◆ **YOUR OBJECTIVE**:
From the material below, copy each line that holds the word "label".

◆ **DATASET EXTRACT**:
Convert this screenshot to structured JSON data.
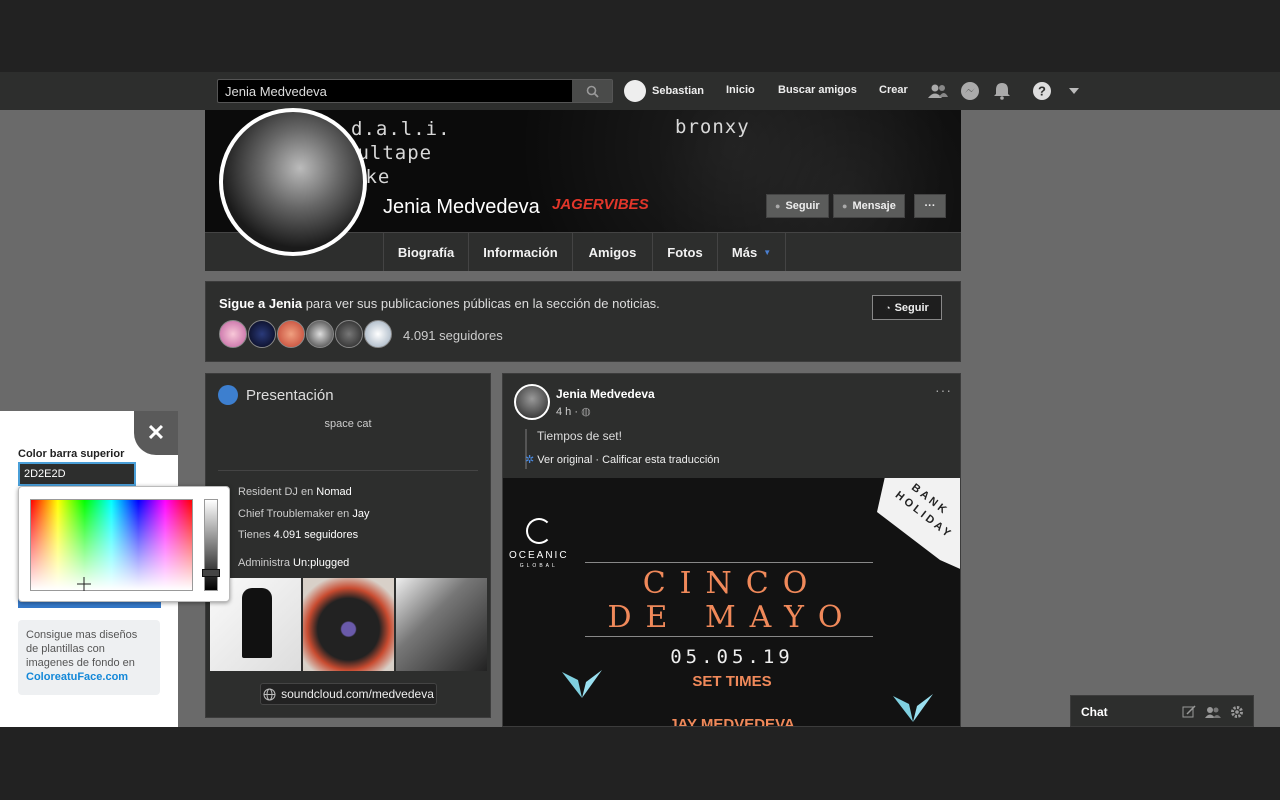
{
  "search": {
    "value": "Jenia Medvedeva",
    "icon": "search-icon"
  },
  "nav": {
    "user": "Sebastian",
    "links": [
      "Inicio",
      "Buscar amigos",
      "Crear"
    ],
    "icons": [
      "friends-icon",
      "messenger-icon",
      "bell-icon",
      "help-icon",
      "chevron-down-icon"
    ]
  },
  "cover": {
    "texts": [
      "d.a.l.i.",
      "oultape",
      "ake",
      "bronxy"
    ],
    "name": "Jenia Medvedeva",
    "logo": "JAGERVIBES",
    "buttons": {
      "follow": "Seguir",
      "message": "Mensaje",
      "more": "···"
    }
  },
  "tabs": [
    "Biografía",
    "Información",
    "Amigos",
    "Fotos",
    "Más"
  ],
  "follow_card": {
    "lead": "Sigue a Jenia",
    "text": " para ver sus publicaciones públicas en la sección de noticias.",
    "button": "Seguir",
    "followers": "4.091 seguidores"
  },
  "intro": {
    "title": "Presentación",
    "bio": "space cat",
    "lines": [
      {
        "text": "Resident DJ en ",
        "bold": "Nomad"
      },
      {
        "text": "Chief Troublemaker en ",
        "bold": "Jay"
      },
      {
        "text": "Tienes ",
        "bold": "4.091 seguidores"
      },
      {
        "text": "Administra ",
        "bold": "Un:plugged"
      }
    ],
    "link": "soundcloud.com/medvedeva"
  },
  "post": {
    "author": "Jenia Medvedeva",
    "time": "4 h ·",
    "text": "Tiempos de set!",
    "see_original": "Ver original",
    "rate_translation": "Calificar esta traducción",
    "more": "···",
    "poster": {
      "brand_line1": "OCEANIC",
      "brand_line2": "GLOBAL",
      "corner": "BANK HOLIDAY",
      "title_1": "CINCO",
      "title_2": "DE MAYO",
      "date": "05.05.19",
      "sub": "SET TIMES",
      "artist": "JAY MEDVEDEVA"
    }
  },
  "settings_panel": {
    "label": "Color barra superior",
    "value": "2D2E2D",
    "info": "Consigue mas diseños de plantillas con imagenes de fondo en ",
    "link": "ColoreatuFace.com"
  },
  "chat": {
    "label": "Chat"
  },
  "colors": {
    "topbar": "#2d2e2d",
    "background": "#6a6a6a",
    "accent": "#3578c8",
    "poster_title": "#f0895a"
  }
}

◆ **TASK SOLUTION**:
    "label": "Color barra superior",
    "label": "Chat"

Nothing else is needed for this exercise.